— BEGIN —

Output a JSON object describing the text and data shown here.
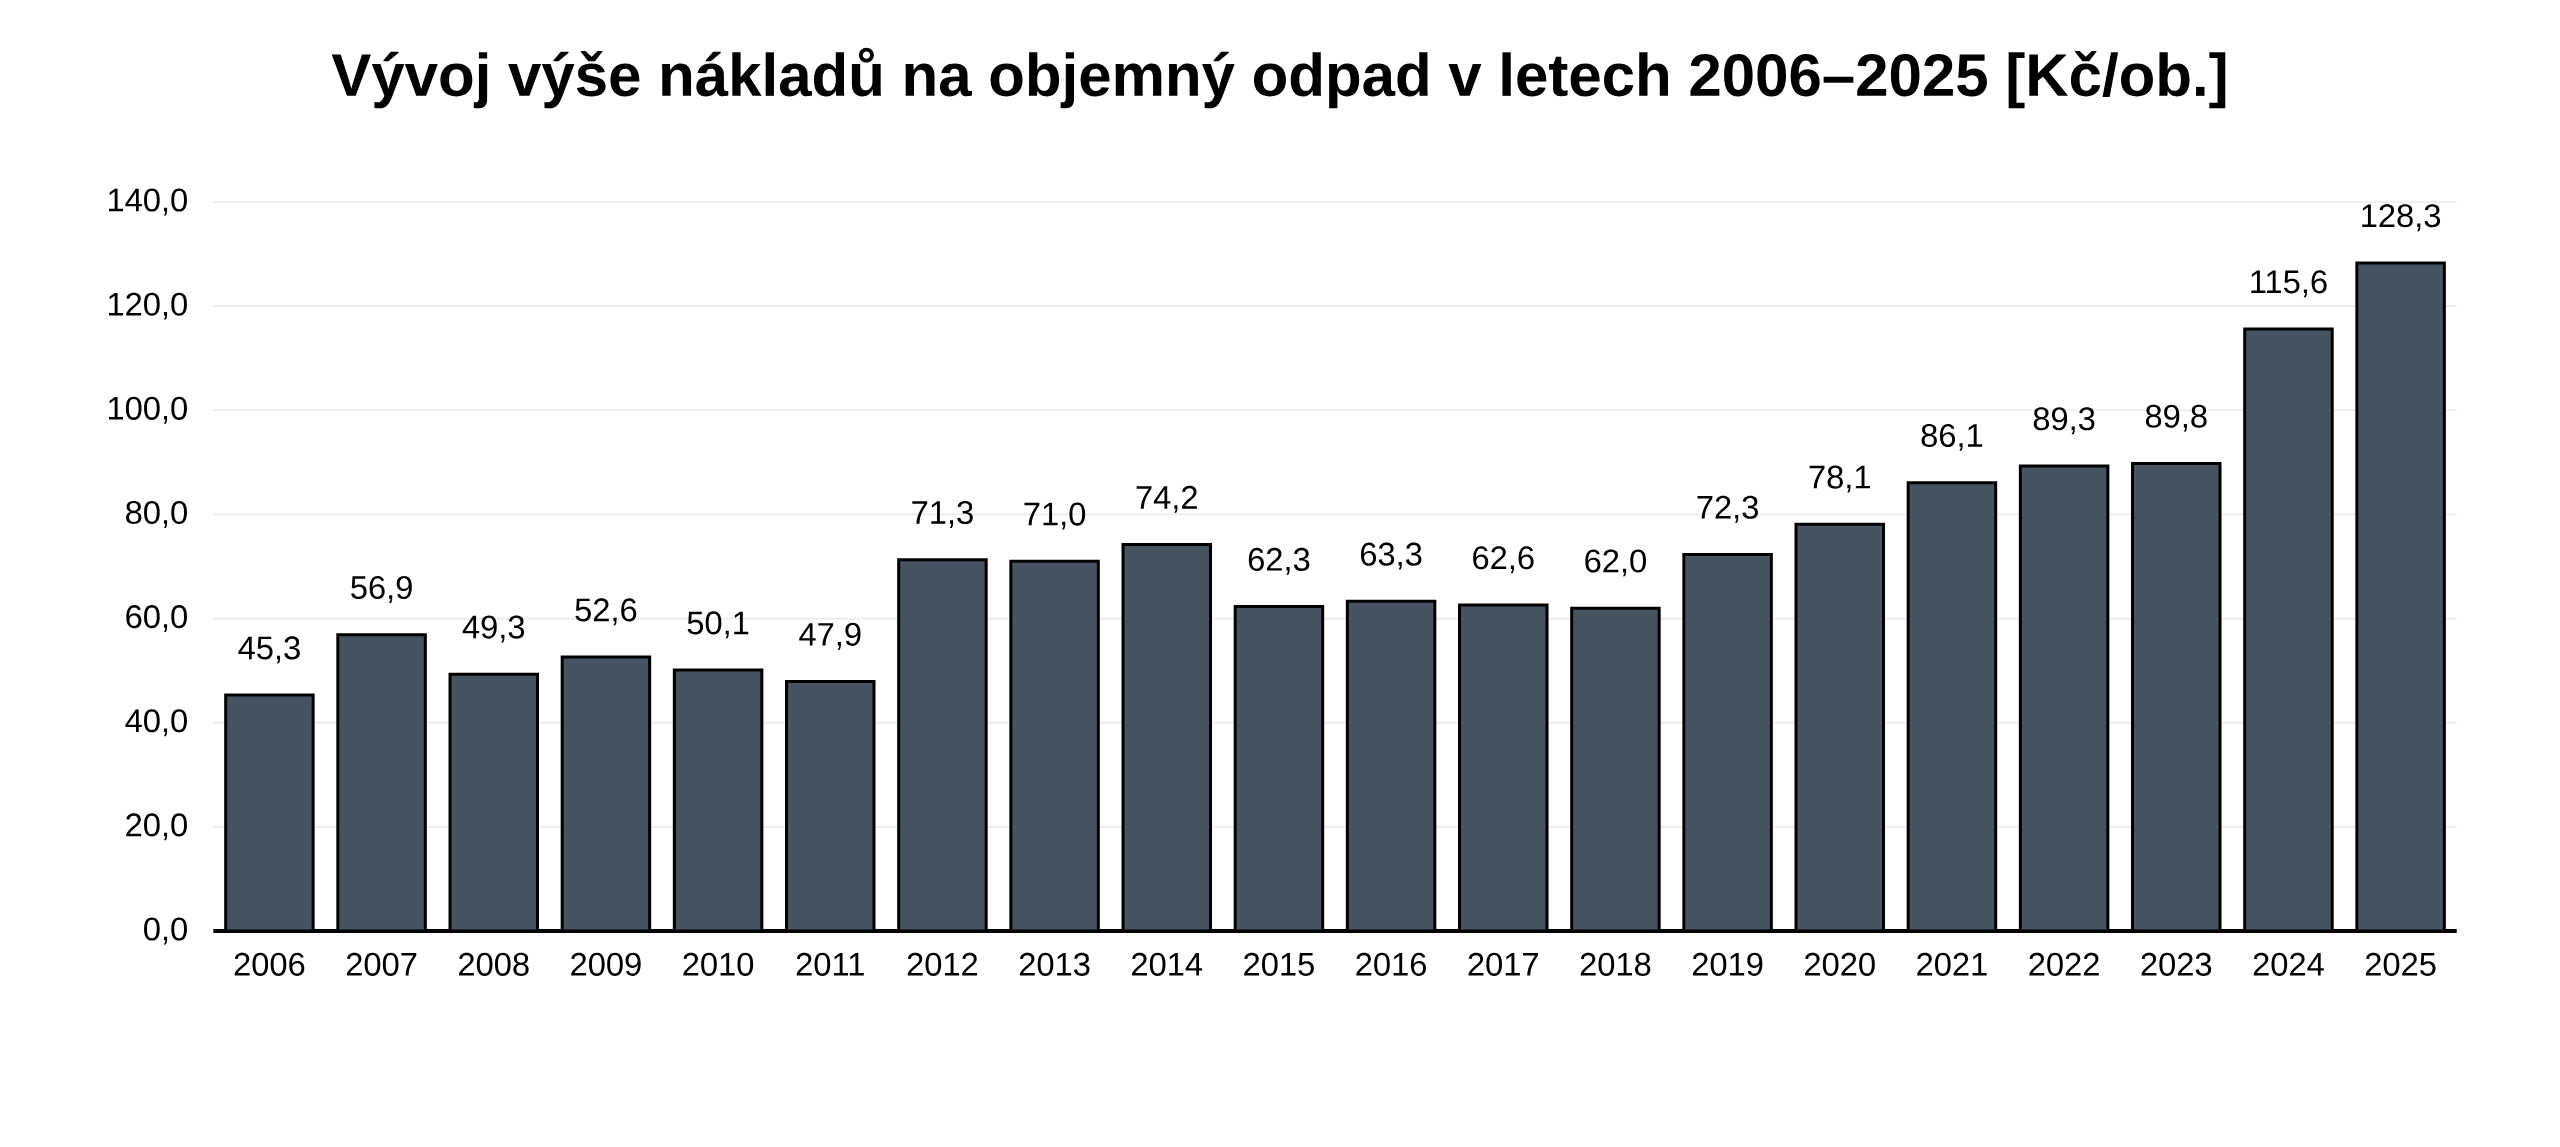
{
  "chart_data": {
    "type": "bar",
    "title": "Vývoj výše nákladů na objemný odpad v letech 2006–2025 [Kč/ob.]",
    "categories": [
      "2006",
      "2007",
      "2008",
      "2009",
      "2010",
      "2011",
      "2012",
      "2013",
      "2014",
      "2015",
      "2016",
      "2017",
      "2018",
      "2019",
      "2020",
      "2021",
      "2022",
      "2023",
      "2024",
      "2025"
    ],
    "values": [
      45.3,
      56.9,
      49.3,
      52.6,
      50.1,
      47.9,
      71.3,
      71.0,
      74.2,
      62.3,
      63.3,
      62.6,
      62.0,
      72.3,
      78.1,
      86.1,
      89.3,
      89.8,
      115.6,
      128.3
    ],
    "value_labels": [
      "45,3",
      "56,9",
      "49,3",
      "52,6",
      "50,1",
      "47,9",
      "71,3",
      "71,0",
      "74,2",
      "62,3",
      "63,3",
      "62,6",
      "62,0",
      "72,3",
      "78,1",
      "86,1",
      "89,3",
      "89,8",
      "115,6",
      "128,3"
    ],
    "color": "#465461",
    "ylim": [
      0,
      140
    ],
    "yticks": [
      {
        "value": 0,
        "label": "0,0"
      },
      {
        "value": 20,
        "label": "20,0"
      },
      {
        "value": 40,
        "label": "40,0"
      },
      {
        "value": 60,
        "label": "60,0"
      },
      {
        "value": 80,
        "label": "80,0"
      },
      {
        "value": 100,
        "label": "100,0"
      },
      {
        "value": 120,
        "label": "120,0"
      },
      {
        "value": 140,
        "label": "140,0"
      }
    ],
    "grid": "y"
  }
}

— END —

## Written request
Reproduce the records above exactly, leaving out every picture they contain.

## Solution
Output a JSON object describing the text and data shown here.
{
  "chart_data": {
    "type": "bar",
    "title": "Vývoj výše nákladů na objemný odpad v letech 2006–2025 [Kč/ob.]",
    "categories": [
      "2006",
      "2007",
      "2008",
      "2009",
      "2010",
      "2011",
      "2012",
      "2013",
      "2014",
      "2015",
      "2016",
      "2017",
      "2018",
      "2019",
      "2020",
      "2021",
      "2022",
      "2023",
      "2024",
      "2025"
    ],
    "values": [
      45.3,
      56.9,
      49.3,
      52.6,
      50.1,
      47.9,
      71.3,
      71.0,
      74.2,
      62.3,
      63.3,
      62.6,
      62.0,
      72.3,
      78.1,
      86.1,
      89.3,
      89.8,
      115.6,
      128.3
    ],
    "value_labels": [
      "45,3",
      "56,9",
      "49,3",
      "52,6",
      "50,1",
      "47,9",
      "71,3",
      "71,0",
      "74,2",
      "62,3",
      "63,3",
      "62,6",
      "62,0",
      "72,3",
      "78,1",
      "86,1",
      "89,3",
      "89,8",
      "115,6",
      "128,3"
    ],
    "color": "#465461",
    "ylim": [
      0,
      140
    ],
    "yticks": [
      {
        "value": 0,
        "label": "0,0"
      },
      {
        "value": 20,
        "label": "20,0"
      },
      {
        "value": 40,
        "label": "40,0"
      },
      {
        "value": 60,
        "label": "60,0"
      },
      {
        "value": 80,
        "label": "80,0"
      },
      {
        "value": 100,
        "label": "100,0"
      },
      {
        "value": 120,
        "label": "120,0"
      },
      {
        "value": 140,
        "label": "140,0"
      }
    ],
    "grid": "y"
  }
}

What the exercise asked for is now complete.